● **What the exercise asks**: Translate into Spanish this sentence from the radiotherapy paper summary: "Radiotherapy is a crucial cancer treatment that demands precise planning to balance tumor eradication and preservation of healthy tissue."

● **Selected excerpt**:
== Segment start ==

Transforming Multimodal Models into Action Models for Radiotherapy
Matteo Ferrante, Alessandra Carosi, Rolando Maria D Angelillo, Nicola Toschi
TL;DR
This work tackles the inefficiency and variability of radiotherapy treatment planning by converting a large multimodal foundation model into an action model through few‑shot reinforcement learning, guided by a Monte Carlo evaluator. By embedding physics, radiation, and anatomy priors into the planning loop, the Text-to-Plan approach leverages a pre-trained MLM to iteratively optimize gantry angles and dose distributions, achieving higher rewards than traditional RL and random baselines on prostate data. The results show improved dose conformity to the target and better sparing of organs at risk, suggesting potential for faster, more standardized clinical TP. However, limitations of current LLMs in medical reliability and 2D vision representations indicate the need for future 3D-aware medical foundation models and adapters before clinical deployment.
Abstract
Radiotherapy is a crucial cancer treatment that demands precise planning to balance tumor eradication and preservation of healthy tissue. Traditional treatment planning (TP) is iterative, time-consuming, and reliant on human expertise, which can potentially introduce variability and inefficiency. We propose a novel framework to transform a large multimodal foundation model (MLM) into an action model for TP using a few-shot reinforcement learning (RL) approach. Our method leverages the MLM's extensive pre-existing knowledge of physics, radiation, and anatomy, enhancing it through a few-shot learning process. This allows the model to iteratively improve treatment plans using a Monte Carlo simulator. Our results demonstrate that this method outperforms conventional RL-based approaches in both quality and efficiency, achieving higher reward scores and more optimal dose distributions in simulations on prostate cancer data. This proof-of-concept suggests a promising direction for integrating advanced AI models into clinical workflows, potentially enhancing the speed, quality, and standardization of radiotherapy treatment planning.

== Segment end ==

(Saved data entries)
== Segment start ==

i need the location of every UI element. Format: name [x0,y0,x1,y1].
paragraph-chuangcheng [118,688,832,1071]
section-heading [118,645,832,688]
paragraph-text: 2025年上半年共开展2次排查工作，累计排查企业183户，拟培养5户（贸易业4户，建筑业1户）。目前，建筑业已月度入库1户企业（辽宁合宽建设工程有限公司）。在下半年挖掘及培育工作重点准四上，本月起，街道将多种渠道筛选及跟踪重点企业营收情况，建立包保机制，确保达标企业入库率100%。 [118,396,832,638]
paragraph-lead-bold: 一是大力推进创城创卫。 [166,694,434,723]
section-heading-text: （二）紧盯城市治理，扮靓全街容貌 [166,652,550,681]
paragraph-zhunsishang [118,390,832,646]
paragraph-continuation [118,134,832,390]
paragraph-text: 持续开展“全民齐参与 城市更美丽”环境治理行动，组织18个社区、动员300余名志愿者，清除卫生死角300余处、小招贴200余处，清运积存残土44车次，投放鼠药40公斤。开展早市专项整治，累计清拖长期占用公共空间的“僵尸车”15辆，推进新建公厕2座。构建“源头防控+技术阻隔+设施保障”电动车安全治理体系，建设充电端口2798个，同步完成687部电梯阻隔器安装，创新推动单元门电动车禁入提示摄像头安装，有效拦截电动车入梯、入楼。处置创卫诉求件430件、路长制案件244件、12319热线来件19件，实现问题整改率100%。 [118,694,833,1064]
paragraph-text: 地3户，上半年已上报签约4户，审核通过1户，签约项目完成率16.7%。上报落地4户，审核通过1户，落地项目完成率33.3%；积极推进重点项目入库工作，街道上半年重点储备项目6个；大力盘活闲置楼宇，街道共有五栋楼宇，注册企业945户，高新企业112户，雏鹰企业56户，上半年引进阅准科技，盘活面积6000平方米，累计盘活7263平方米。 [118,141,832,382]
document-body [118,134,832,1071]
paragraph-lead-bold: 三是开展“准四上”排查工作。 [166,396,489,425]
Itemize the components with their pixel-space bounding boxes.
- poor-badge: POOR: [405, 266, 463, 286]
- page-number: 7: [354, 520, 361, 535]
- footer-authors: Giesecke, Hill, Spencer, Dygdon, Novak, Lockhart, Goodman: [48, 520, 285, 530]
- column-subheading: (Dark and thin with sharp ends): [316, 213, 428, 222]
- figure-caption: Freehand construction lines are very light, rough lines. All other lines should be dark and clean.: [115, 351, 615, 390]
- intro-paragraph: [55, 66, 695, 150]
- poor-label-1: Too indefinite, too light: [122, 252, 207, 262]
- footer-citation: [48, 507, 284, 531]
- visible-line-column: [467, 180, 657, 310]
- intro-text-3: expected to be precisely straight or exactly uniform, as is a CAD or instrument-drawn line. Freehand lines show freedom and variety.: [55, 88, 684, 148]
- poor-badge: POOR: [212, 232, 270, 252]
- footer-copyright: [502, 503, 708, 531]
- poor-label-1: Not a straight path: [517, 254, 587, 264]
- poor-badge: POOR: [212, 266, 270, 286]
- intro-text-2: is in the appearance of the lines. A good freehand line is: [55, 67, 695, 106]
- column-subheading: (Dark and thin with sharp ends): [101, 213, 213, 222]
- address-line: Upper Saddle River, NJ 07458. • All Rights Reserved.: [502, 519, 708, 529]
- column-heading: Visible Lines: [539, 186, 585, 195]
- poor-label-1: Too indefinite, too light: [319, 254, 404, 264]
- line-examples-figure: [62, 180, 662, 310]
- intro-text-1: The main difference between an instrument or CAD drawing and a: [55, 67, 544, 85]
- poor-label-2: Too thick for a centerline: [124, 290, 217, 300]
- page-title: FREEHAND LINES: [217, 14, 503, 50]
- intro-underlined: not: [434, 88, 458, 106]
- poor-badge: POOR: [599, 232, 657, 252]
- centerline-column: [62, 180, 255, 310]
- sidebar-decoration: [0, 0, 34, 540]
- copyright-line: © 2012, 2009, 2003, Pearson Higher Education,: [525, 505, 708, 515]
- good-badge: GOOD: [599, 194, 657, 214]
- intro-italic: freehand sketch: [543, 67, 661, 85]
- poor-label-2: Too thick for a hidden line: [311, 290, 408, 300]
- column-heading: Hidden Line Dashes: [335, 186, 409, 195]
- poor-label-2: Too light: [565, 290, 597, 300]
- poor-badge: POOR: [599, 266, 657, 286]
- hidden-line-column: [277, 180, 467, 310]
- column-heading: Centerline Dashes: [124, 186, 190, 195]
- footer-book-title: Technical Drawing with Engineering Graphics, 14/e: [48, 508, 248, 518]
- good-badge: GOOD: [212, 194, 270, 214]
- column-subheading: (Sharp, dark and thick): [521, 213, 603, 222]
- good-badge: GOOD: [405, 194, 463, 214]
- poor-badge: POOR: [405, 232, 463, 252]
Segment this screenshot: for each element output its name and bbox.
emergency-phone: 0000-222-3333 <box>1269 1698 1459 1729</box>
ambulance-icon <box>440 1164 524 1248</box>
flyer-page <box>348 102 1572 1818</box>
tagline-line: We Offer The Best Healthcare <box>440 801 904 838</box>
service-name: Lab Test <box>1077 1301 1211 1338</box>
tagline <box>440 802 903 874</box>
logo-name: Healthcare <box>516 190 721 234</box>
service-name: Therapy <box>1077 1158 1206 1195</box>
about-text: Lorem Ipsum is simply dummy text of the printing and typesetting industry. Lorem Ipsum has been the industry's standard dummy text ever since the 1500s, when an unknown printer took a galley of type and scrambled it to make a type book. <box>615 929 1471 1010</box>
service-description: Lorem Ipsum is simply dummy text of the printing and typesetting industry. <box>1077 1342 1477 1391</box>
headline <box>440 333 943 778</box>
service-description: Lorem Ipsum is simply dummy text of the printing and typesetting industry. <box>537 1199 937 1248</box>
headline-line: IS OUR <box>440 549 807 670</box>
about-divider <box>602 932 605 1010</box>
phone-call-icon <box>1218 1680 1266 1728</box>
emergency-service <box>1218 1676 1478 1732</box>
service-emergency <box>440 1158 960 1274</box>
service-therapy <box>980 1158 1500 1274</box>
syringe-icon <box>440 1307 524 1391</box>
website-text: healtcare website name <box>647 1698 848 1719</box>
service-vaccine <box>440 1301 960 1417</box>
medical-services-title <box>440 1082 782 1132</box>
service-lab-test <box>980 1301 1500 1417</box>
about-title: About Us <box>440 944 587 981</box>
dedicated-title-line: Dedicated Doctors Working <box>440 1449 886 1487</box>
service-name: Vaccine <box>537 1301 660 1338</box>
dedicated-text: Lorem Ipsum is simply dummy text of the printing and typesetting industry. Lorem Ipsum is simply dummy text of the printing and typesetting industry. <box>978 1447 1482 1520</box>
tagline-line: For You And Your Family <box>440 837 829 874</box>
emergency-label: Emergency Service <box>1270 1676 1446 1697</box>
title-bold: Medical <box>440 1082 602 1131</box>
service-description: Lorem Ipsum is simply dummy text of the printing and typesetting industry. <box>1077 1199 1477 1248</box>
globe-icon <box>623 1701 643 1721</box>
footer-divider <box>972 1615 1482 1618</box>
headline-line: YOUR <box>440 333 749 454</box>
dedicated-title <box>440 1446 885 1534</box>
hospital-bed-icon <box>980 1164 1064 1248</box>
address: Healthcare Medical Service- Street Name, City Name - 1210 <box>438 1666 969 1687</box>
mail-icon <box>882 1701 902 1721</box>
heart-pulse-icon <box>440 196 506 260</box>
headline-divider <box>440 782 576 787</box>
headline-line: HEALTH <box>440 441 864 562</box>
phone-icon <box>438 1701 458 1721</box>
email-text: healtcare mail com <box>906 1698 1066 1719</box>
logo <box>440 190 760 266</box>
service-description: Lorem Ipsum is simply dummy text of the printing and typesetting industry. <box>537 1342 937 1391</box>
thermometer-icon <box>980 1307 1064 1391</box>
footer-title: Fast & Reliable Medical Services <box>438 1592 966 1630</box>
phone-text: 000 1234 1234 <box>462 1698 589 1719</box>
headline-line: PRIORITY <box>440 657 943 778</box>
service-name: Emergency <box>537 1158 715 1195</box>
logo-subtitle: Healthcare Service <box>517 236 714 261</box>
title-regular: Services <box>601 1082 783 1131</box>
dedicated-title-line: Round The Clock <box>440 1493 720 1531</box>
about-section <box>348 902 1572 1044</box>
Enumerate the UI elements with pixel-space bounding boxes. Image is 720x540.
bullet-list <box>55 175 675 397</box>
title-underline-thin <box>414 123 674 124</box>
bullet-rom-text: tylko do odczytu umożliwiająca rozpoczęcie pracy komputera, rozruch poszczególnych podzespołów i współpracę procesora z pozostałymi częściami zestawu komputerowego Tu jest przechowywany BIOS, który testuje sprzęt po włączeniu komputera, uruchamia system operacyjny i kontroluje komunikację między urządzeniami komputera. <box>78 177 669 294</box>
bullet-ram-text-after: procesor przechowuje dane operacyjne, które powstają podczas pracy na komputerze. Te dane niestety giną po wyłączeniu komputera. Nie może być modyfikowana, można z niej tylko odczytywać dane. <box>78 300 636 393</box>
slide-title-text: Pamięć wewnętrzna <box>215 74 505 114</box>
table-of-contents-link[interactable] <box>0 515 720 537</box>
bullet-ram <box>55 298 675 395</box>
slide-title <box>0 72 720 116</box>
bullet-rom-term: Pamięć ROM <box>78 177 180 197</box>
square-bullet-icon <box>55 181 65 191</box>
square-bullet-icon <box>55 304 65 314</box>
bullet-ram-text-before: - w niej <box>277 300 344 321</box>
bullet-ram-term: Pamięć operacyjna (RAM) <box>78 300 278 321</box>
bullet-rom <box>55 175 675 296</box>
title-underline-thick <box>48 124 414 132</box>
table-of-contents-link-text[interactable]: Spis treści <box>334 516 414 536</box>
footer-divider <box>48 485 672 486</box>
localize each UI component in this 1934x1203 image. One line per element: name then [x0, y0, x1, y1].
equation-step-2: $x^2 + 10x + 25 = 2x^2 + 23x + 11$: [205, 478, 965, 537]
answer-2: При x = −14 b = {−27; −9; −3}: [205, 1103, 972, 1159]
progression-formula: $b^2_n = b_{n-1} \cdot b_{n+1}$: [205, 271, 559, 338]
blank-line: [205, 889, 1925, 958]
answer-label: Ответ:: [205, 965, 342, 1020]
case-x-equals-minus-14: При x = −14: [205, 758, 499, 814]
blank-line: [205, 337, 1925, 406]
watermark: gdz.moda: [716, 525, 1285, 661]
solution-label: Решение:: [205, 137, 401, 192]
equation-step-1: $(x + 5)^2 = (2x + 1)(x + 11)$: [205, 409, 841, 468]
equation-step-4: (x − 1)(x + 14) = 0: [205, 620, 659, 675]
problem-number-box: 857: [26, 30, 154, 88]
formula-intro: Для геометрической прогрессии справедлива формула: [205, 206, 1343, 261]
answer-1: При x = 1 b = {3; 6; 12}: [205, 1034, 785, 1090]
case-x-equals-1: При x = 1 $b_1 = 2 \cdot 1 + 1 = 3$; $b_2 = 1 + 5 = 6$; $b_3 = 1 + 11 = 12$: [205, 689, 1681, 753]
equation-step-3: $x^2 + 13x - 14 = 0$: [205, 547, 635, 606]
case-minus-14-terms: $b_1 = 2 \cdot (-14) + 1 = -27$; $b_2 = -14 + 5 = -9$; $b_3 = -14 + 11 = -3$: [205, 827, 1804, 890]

== Segment end ==

● **Exercise result**: La radioterapia es un tratamiento crucial contra el cáncer que exige una planificación precisa para equilibrar la erradicación del tumor y la preservación del tejido sano.